» Do this: Collect all lines from the listing that include the string "revogação".
══ Records to use
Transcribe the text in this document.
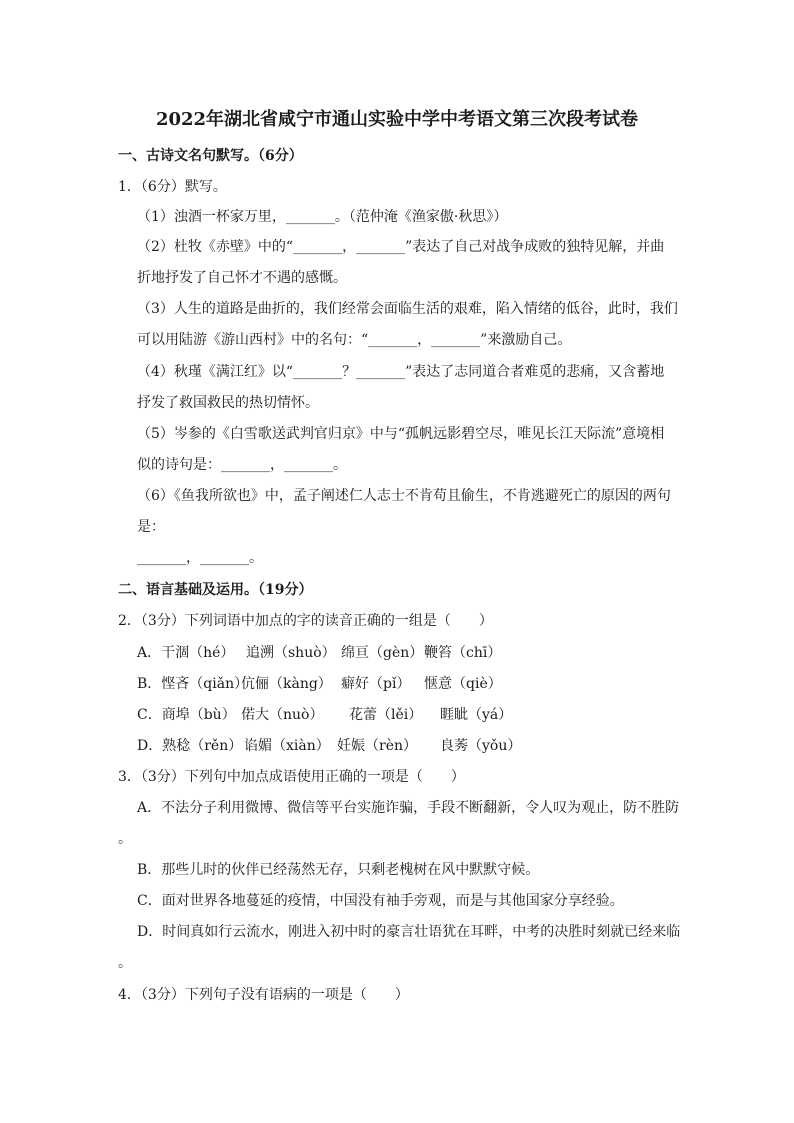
2022年湖北省咸宁市通山实验中学中考语文第三次段考试卷
一、古诗文名句默写。（6分）
1．（6分）默写。
（1）浊酒一杯家万里，_______。（范仲淹《渔家傲·秋思》）
（2）杜牧《赤壁》中的“_______，_______”表达了自己对战争成败的独特见解，并曲
折地抒发了自己怀才不遇的感慨。
（3）人生的道路是曲折的，我们经常会面临生活的艰难，陷入情绪的低谷，此时，我们
可以用陆游《游山西村》中的名句：“_______，_______”来激励自己。
（4）秋瑾《满江红》以“_______？_______”表达了志同道合者难觅的悲痛，又含蓄地
抒发了救国救民的热切情怀。
（5）岑参的《白雪歌送武判官归京》中与“孤帆远影碧空尽，唯见长江天际流”意境相
似的诗句是：_______，_______。
（6）《鱼我所欲也》中，孟子阐述仁人志士不肯苟且偷生，不肯逃避死亡的原因的两句
是：
_______，_______。
二、语言基础及运用。（19分）
2．（3分）下列词语中加点的字的读音正确的一组是（　　）
A．干涸（hé） 追溯（shuò） 绵亘（gèn） 鞭笞（chī）
B．悭吝（qiǎn）
伉俪（kàng） 癖好（pǐ） 惬意（qiè）
C．商埠（bù） 偌大（nuò） 花蕾（lěi） 睚眦（yá）
D．熟稔（rěn） 谄媚（xiàn） 妊娠（rèn） 良莠（yǒu）
3．（3分）下列句中加点成语使用正确的一项是（　　）
A．不法分子利用微博、微信等平台实施诈骗，手段不断翻新，令人叹为观止，防不胜防
。
B．那些儿时的伙伴已经荡然无存，只剩老槐树在风中默默守候。
C．面对世界各地蔓延的疫情，中国没有袖手旁观，而是与其他国家分享经验。
D．时间真如行云流水，刚进入初中时的豪言壮语犹在耳畔，中考的决胜时刻就已经来临
。
4．（3分）下列句子没有语病的一项是（　　）
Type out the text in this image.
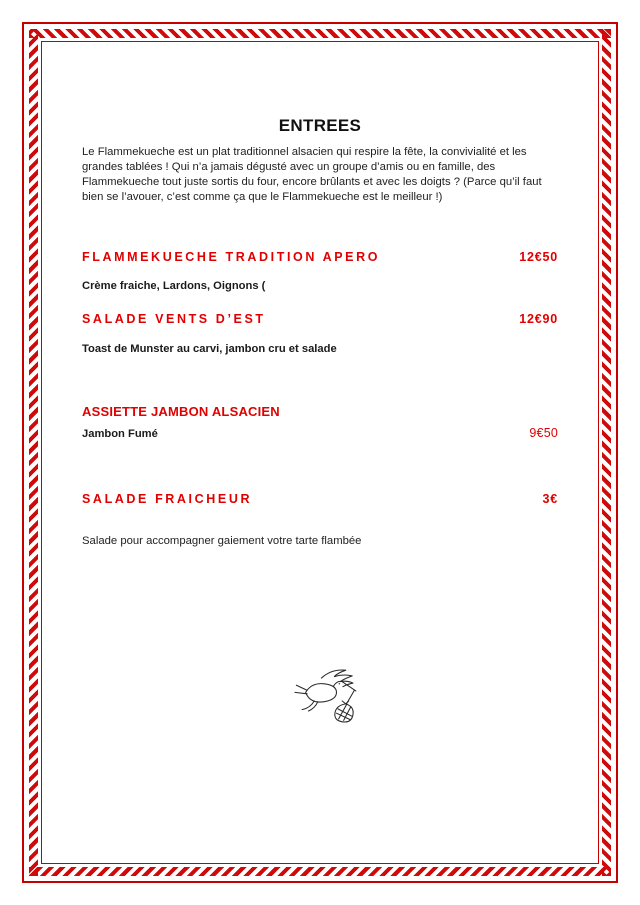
ENTREES

Le Flammekueche est un plat traditionnel alsacien qui respire la fête, la convivialité et les grandes tablées ! Qui n’a jamais dégusté avec un groupe d’amis ou en famille, des Flammekueche tout juste sortis du four, encore brûlants et avec les doigts ? (Parce qu’il faut bien se l’avouer, c’est comme ça que le Flammekueche est le meilleur !)

FLAMMEKUECHE TRADITION APERO	12€50

Crème fraiche, Lardons, Oignons (

SALADE VENTS D’EST	12€90

Toast de Munster au carvi, jambon cru et salade

ASSIETTE JAMBON ALSACIEN
Jambon Fumé	9€50
SALADE FRAICHEUR	3€

Salade pour accompagner gaiement votre tarte flambée
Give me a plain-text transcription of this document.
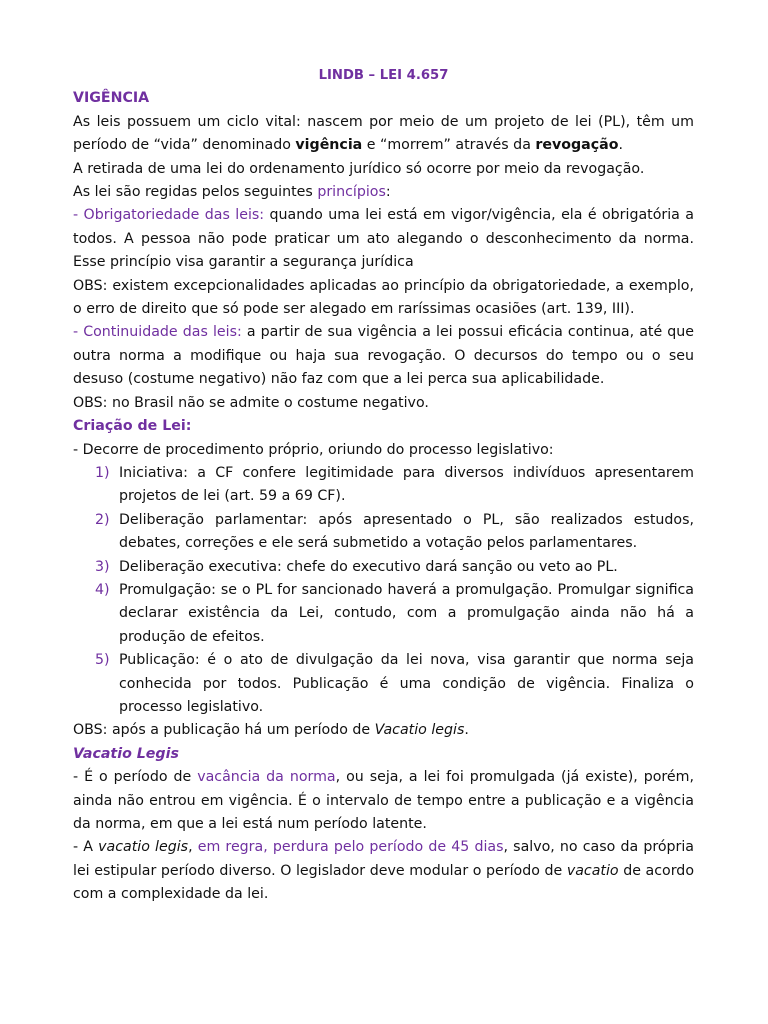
LINDB – LEI 4.657
VIGÊNCIA

As leis possuem um ciclo vital: nascem por meio de um projeto de lei (PL), têm um período de “vida” denominado vigência e “morrem” através da revogação.

A retirada de uma lei do ordenamento jurídico só ocorre por meio da revogação.

As lei são regidas pelos seguintes princípios:

- Obrigatoriedade das leis: quando uma lei está em vigor/vigência, ela é obrigatória a todos. A pessoa não pode praticar um ato alegando o desconhecimento da norma. Esse princípio visa garantir a segurança jurídica

OBS: existem excepcionalidades aplicadas ao princípio da obrigatoriedade, a exemplo, o erro de direito que só pode ser alegado em raríssimas ocasiões (art. 139, III).

- Continuidade das leis: a partir de sua vigência a lei possui eficácia continua, até que outra norma a modifique ou haja sua revogação. O decursos do tempo ou o seu desuso (costume negativo) não faz com que a lei perca sua aplicabilidade.

OBS: no Brasil não se admite o costume negativo.

Criação de Lei:

- Decorre de procedimento próprio, oriundo do processo legislativo:

1) Iniciativa: a CF confere legitimidade para diversos indivíduos apresentarem projetos de lei (art. 59 a 69 CF).
2) Deliberação parlamentar: após apresentado o PL, são realizados estudos, debates, correções e ele será submetido a votação pelos parlamentares.
3) Deliberação executiva: chefe do executivo dará sanção ou veto ao PL.
4) Promulgação: se o PL for sancionado haverá a promulgação. Promulgar significa declarar existência da Lei, contudo, com a promulgação ainda não há a produção de efeitos.
5) Publicação: é o ato de divulgação da lei nova, visa garantir que norma seja conhecida por todos. Publicação é uma condição de vigência. Finaliza o processo legislativo.

OBS: após a publicação há um período de Vacatio legis.

Vacatio Legis

- É o período de vacância da norma, ou seja, a lei foi promulgada (já existe), porém, ainda não entrou em vigência. É o intervalo de tempo entre a publicação e a vigência da norma, em que a lei está num período latente.

- A vacatio legis, em regra, perdura pelo período de 45 dias, salvo, no caso da própria lei estipular período diverso. O legislador deve modular o período de vacatio de acordo com a complexidade da lei.
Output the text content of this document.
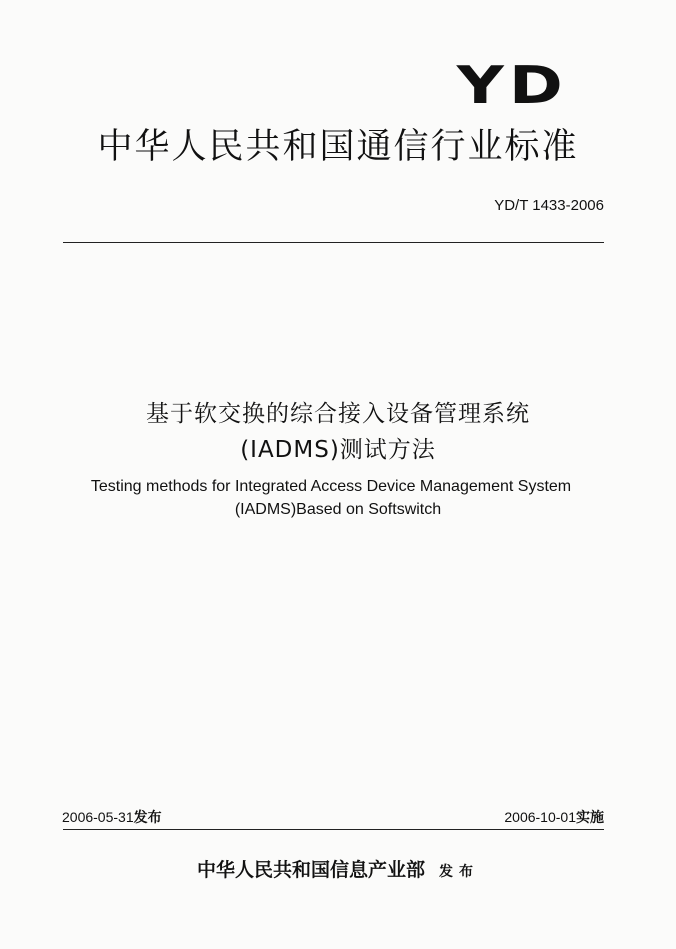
YD
中华人民共和国通信行业标准
YD/T 1433-2006
基于软交换的综合接入设备管理系统
(IADMS)测试方法
Testing methods for Integrated Access Device Management System
(IADMS)Based on Softswitch
2006-05-31发布	2006-10-01实施
中华人民共和国信息产业部 发布
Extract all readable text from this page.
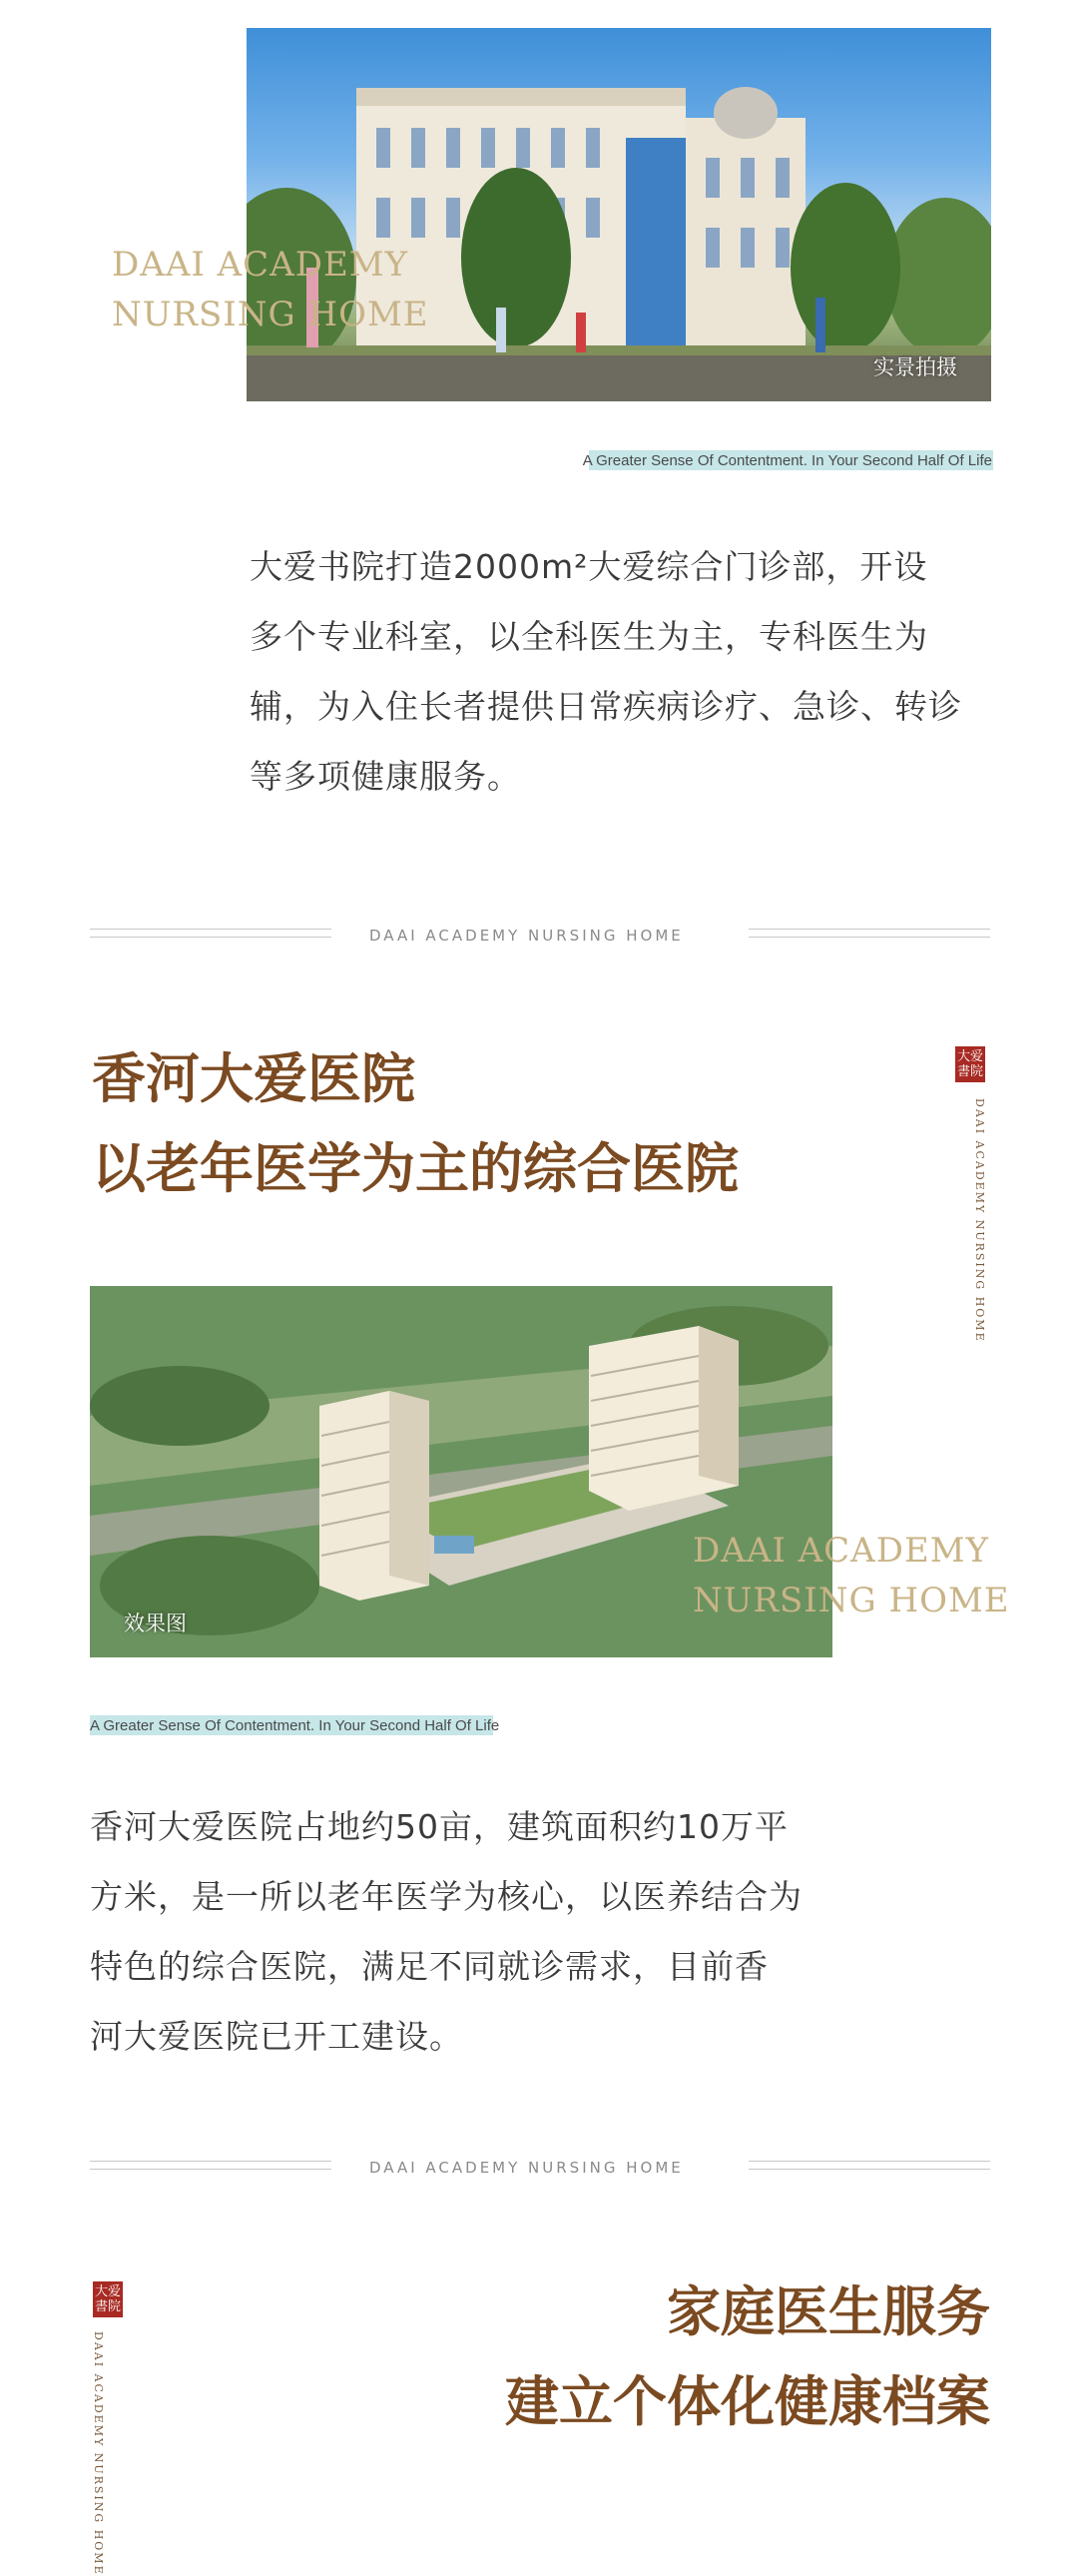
实景拍摄
DAAI ACADEMY
NURSING HOME
A Greater Sense Of Contentment. In Your Second Half Of Life
大爱书院打造2000m²大爱综合门诊部，开设
多个专业科室，以全科医生为主，专科医生为
辅，为入住长者提供日常疾病诊疗、急诊、转诊
等多项健康服务。
DAAI ACADEMY NURSING HOME
香河大爱医院
以老年医学为主的综合医院
大爱書院
DAAI ACADEMY NURSING HOME
效果图
DAAI ACADEMY
NURSING HOME
A Greater Sense Of Contentment. In Your Second Half Of Life
香河大爱医院占地约50亩，建筑面积约10万平
方米，是一所以老年医学为核心，以医养结合为
特色的综合医院，满足不同就诊需求，目前香
河大爱医院已开工建设。
DAAI ACADEMY NURSING HOME
大爱書院
DAAI ACADEMY NURSING HOME
家庭医生服务
建立个体化健康档案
════
» Solution to this problem:
As leis possuem um ciclo vital: nascem por meio de um projeto de lei (PL), têm um período de “vida” denominado vigência e “morrem” através da revogação.
A retirada de uma lei do ordenamento jurídico só ocorre por meio da revogação.
- Continuidade das leis: a partir de sua vigência a lei possui eficácia continua, até que outra norma a modifique ou haja sua revogação. O decursos do tempo ou o seu desuso (costume negativo) não faz com que a lei perca sua aplicabilidade.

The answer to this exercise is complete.